◆ **Short exercise**:
Reproduce every entry exactly.

◆ **Stored records**:
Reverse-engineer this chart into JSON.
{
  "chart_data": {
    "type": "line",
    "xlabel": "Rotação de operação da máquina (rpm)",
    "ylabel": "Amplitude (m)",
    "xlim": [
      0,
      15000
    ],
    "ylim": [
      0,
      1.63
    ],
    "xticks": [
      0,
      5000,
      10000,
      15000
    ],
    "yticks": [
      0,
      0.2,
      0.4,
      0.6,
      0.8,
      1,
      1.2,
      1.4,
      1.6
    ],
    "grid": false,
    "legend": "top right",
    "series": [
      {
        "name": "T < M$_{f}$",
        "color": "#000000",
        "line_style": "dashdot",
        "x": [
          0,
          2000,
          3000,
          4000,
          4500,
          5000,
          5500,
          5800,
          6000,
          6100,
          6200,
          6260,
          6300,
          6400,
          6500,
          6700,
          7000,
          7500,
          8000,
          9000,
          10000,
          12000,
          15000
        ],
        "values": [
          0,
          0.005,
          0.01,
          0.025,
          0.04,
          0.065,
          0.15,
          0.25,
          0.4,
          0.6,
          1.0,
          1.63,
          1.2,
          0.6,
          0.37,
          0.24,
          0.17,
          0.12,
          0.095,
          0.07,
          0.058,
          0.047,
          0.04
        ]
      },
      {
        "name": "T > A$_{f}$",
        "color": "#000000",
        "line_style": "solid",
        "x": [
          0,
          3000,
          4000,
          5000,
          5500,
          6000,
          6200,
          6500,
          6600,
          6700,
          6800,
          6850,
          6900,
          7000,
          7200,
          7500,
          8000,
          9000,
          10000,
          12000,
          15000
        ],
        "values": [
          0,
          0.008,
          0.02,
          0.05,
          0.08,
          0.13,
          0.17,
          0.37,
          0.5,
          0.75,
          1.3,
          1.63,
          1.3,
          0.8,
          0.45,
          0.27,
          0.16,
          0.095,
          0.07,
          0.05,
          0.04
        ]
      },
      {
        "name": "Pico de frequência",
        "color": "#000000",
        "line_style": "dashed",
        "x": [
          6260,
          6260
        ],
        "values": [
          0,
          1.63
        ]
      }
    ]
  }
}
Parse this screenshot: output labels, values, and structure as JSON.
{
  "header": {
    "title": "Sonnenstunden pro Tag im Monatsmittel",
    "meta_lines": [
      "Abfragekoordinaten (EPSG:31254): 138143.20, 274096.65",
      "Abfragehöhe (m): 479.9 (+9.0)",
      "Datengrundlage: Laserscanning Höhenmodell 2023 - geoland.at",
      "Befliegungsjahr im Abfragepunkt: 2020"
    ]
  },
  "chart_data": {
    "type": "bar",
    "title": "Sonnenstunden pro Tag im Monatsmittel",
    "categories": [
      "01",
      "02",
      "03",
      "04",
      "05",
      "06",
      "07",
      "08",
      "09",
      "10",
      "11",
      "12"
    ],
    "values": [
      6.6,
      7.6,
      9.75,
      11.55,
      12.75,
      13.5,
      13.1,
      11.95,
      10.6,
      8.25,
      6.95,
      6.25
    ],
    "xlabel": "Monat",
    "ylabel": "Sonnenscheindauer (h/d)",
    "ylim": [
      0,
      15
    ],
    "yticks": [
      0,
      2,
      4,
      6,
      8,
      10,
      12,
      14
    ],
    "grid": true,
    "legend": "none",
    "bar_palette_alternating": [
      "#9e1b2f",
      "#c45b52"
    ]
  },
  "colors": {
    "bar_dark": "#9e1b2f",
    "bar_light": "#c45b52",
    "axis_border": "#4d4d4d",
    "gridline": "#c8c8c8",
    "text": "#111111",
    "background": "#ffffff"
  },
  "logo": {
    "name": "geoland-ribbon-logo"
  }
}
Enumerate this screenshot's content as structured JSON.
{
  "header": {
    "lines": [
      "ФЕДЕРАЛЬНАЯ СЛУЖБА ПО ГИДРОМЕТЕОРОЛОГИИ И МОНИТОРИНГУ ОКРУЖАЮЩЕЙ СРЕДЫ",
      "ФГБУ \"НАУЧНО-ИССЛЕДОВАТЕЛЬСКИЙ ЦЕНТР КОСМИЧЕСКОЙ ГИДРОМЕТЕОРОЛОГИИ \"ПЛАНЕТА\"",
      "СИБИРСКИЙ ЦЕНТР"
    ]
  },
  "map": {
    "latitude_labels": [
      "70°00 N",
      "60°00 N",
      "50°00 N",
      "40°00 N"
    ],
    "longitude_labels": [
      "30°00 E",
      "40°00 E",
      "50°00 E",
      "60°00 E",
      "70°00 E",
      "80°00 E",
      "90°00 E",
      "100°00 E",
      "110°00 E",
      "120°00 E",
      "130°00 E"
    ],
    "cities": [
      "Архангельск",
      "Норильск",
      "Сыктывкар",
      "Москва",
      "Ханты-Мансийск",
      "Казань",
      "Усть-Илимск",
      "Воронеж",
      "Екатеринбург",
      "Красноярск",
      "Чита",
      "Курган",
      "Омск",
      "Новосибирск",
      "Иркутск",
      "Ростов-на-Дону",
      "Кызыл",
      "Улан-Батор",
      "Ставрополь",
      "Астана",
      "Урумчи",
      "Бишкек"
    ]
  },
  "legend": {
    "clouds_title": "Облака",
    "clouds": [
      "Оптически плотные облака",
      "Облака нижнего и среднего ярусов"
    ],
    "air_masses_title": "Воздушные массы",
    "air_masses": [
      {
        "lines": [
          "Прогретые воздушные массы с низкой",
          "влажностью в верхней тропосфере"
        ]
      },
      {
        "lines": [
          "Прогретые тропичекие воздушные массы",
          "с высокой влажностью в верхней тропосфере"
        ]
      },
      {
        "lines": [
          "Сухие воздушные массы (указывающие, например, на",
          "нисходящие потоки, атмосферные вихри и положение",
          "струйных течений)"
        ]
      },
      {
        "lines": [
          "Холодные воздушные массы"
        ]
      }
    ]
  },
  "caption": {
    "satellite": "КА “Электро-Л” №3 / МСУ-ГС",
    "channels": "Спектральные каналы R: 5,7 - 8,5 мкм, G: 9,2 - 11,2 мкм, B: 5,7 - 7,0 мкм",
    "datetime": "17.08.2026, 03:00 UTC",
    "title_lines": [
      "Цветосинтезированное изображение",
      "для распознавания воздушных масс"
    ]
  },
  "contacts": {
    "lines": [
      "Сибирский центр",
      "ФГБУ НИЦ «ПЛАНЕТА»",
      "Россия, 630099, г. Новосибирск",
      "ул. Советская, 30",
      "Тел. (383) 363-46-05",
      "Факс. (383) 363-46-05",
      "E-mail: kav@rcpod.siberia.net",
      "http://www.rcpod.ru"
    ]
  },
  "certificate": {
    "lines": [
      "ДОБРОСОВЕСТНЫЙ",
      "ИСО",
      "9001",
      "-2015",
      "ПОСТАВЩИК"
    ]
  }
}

◆ **Response to the task**:
Reverse-engineer this chart into JSON.
{
  "chart_data": {
    "type": "line",
    "xlabel": "Rotação de operação da máquina (rpm)",
    "ylabel": "Amplitude (m)",
    "xlim": [
      0,
      15000
    ],
    "ylim": [
      0,
      1.63
    ],
    "xticks": [
      0,
      5000,
      10000,
      15000
    ],
    "yticks": [
      0,
      0.2,
      0.4,
      0.6,
      0.8,
      1,
      1.2,
      1.4,
      1.6
    ],
    "grid": false,
    "legend": "top right",
    "series": [
      {
        "name": "T < M$_{f}$",
        "color": "#000000",
        "line_style": "dashdot",
        "x": [
          0,
          2000,
          3000,
          4000,
          4500,
          5000,
          5500,
          5800,
          6000,
          6100,
          6200,
          6260,
          6300,
          6400,
          6500,
          6700,
          7000,
          7500,
          8000,
          9000,
          10000,
          12000,
          15000
        ],
        "values": [
          0,
          0.005,
          0.01,
          0.025,
          0.04,
          0.065,
          0.15,
          0.25,
          0.4,
          0.6,
          1.0,
          1.63,
          1.2,
          0.6,
          0.37,
          0.24,
          0.17,
          0.12,
          0.095,
          0.07,
          0.058,
          0.047,
          0.04
        ]
      },
      {
        "name": "T > A$_{f}$",
        "color": "#000000",
        "line_style": "solid",
        "x": [
          0,
          3000,
          4000,
          5000,
          5500,
          6000,
          6200,
          6500,
          6600,
          6700,
          6800,
          6850,
          6900,
          7000,
          7200,
          7500,
          8000,
          9000,
          10000,
          12000,
          15000
        ],
        "values": [
          0,
          0.008,
          0.02,
          0.05,
          0.08,
          0.13,
          0.17,
          0.37,
          0.5,
          0.75,
          1.3,
          1.63,
          1.3,
          0.8,
          0.45,
          0.27,
          0.16,
          0.095,
          0.07,
          0.05,
          0.04
        ]
      },
      {
        "name": "Pico de frequência",
        "color": "#000000",
        "line_style": "dashed",
        "x": [
          6260,
          6260
        ],
        "values": [
          0,
          1.63
        ]
      }
    ]
  }
}
Parse this screenshot: output labels, values, and structure as JSON.
{
  "header": {
    "title": "Sonnenstunden pro Tag im Monatsmittel",
    "meta_lines": [
      "Abfragekoordinaten (EPSG:31254): 138143.20, 274096.65",
      "Abfragehöhe (m): 479.9 (+9.0)",
      "Datengrundlage: Laserscanning Höhenmodell 2023 - geoland.at",
      "Befliegungsjahr im Abfragepunkt: 2020"
    ]
  },
  "chart_data": {
    "type": "bar",
    "title": "Sonnenstunden pro Tag im Monatsmittel",
    "categories": [
      "01",
      "02",
      "03",
      "04",
      "05",
      "06",
      "07",
      "08",
      "09",
      "10",
      "11",
      "12"
    ],
    "values": [
      6.6,
      7.6,
      9.75,
      11.55,
      12.75,
      13.5,
      13.1,
      11.95,
      10.6,
      8.25,
      6.95,
      6.25
    ],
    "xlabel": "Monat",
    "ylabel": "Sonnenscheindauer (h/d)",
    "ylim": [
      0,
      15
    ],
    "yticks": [
      0,
      2,
      4,
      6,
      8,
      10,
      12,
      14
    ],
    "grid": true,
    "legend": "none",
    "bar_palette_alternating": [
      "#9e1b2f",
      "#c45b52"
    ]
  },
  "colors": {
    "bar_dark": "#9e1b2f",
    "bar_light": "#c45b52",
    "axis_border": "#4d4d4d",
    "gridline": "#c8c8c8",
    "text": "#111111",
    "background": "#ffffff"
  },
  "logo": {
    "name": "geoland-ribbon-logo"
  }
}
Enumerate this screenshot's content as structured JSON.
{
  "header": {
    "lines": [
      "ФЕДЕРАЛЬНАЯ СЛУЖБА ПО ГИДРОМЕТЕОРОЛОГИИ И МОНИТОРИНГУ ОКРУЖАЮЩЕЙ СРЕДЫ",
      "ФГБУ \"НАУЧНО-ИССЛЕДОВАТЕЛЬСКИЙ ЦЕНТР КОСМИЧЕСКОЙ ГИДРОМЕТЕОРОЛОГИИ \"ПЛАНЕТА\"",
      "СИБИРСКИЙ ЦЕНТР"
    ]
  },
  "map": {
    "latitude_labels": [
      "70°00 N",
      "60°00 N",
      "50°00 N",
      "40°00 N"
    ],
    "longitude_labels": [
      "30°00 E",
      "40°00 E",
      "50°00 E",
      "60°00 E",
      "70°00 E",
      "80°00 E",
      "90°00 E",
      "100°00 E",
      "110°00 E",
      "120°00 E",
      "130°00 E"
    ],
    "cities": [
      "Архангельск",
      "Норильск",
      "Сыктывкар",
      "Москва",
      "Ханты-Мансийск",
      "Казань",
      "Усть-Илимск",
      "Воронеж",
      "Екатеринбург",
      "Красноярск",
      "Чита",
      "Курган",
      "Омск",
      "Новосибирск",
      "Иркутск",
      "Ростов-на-Дону",
      "Кызыл",
      "Улан-Батор",
      "Ставрополь",
      "Астана",
      "Урумчи",
      "Бишкек"
    ]
  },
  "legend": {
    "clouds_title": "Облака",
    "clouds": [
      "Оптически плотные облака",
      "Облака нижнего и среднего ярусов"
    ],
    "air_masses_title": "Воздушные массы",
    "air_masses": [
      {
        "lines": [
          "Прогретые воздушные массы с низкой",
          "влажностью в верхней тропосфере"
        ]
      },
      {
        "lines": [
          "Прогретые тропичекие воздушные массы",
          "с высокой влажностью в верхней тропосфере"
        ]
      },
      {
        "lines": [
          "Сухие воздушные массы (указывающие, например, на",
          "нисходящие потоки, атмосферные вихри и положение",
          "струйных течений)"
        ]
      },
      {
        "lines": [
          "Холодные воздушные массы"
        ]
      }
    ]
  },
  "caption": {
    "satellite": "КА “Электро-Л” №3 / МСУ-ГС",
    "channels": "Спектральные каналы R: 5,7 - 8,5 мкм, G: 9,2 - 11,2 мкм, B: 5,7 - 7,0 мкм",
    "datetime": "17.08.2026, 03:00 UTC",
    "title_lines": [
      "Цветосинтезированное изображение",
      "для распознавания воздушных масс"
    ]
  },
  "contacts": {
    "lines": [
      "Сибирский центр",
      "ФГБУ НИЦ «ПЛАНЕТА»",
      "Россия, 630099, г. Новосибирск",
      "ул. Советская, 30",
      "Тел. (383) 363-46-05",
      "Факс. (383) 363-46-05",
      "E-mail: kav@rcpod.siberia.net",
      "http://www.rcpod.ru"
    ]
  },
  "certificate": {
    "lines": [
      "ДОБРОСОВЕСТНЫЙ",
      "ИСО",
      "9001",
      "-2015",
      "ПОСТАВЩИК"
    ]
  }
}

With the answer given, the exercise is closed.